> WORK INSTRUCTIONS:
Check the listing below for lines that hold "switch". How many are there? Please give only the number.

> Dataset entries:

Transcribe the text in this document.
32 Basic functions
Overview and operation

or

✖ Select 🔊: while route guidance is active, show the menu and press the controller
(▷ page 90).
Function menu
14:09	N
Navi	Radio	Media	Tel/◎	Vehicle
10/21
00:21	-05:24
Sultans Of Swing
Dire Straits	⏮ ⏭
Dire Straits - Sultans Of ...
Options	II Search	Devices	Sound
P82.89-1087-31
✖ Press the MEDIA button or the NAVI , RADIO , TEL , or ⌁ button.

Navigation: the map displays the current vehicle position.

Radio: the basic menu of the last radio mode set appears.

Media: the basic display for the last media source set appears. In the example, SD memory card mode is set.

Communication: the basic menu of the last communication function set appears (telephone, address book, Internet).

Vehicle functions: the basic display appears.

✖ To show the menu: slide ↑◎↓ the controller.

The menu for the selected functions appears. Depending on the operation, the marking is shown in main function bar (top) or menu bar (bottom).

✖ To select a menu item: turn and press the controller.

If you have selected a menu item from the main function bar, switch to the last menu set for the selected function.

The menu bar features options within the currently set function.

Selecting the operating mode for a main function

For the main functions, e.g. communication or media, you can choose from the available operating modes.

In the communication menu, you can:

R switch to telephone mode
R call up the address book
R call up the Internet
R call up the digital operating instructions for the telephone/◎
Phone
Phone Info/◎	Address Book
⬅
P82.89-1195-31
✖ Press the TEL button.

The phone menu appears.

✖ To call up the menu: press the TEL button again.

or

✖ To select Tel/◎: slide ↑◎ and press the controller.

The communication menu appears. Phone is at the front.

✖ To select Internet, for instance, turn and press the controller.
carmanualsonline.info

> RESULT FOR THIS TASK:
2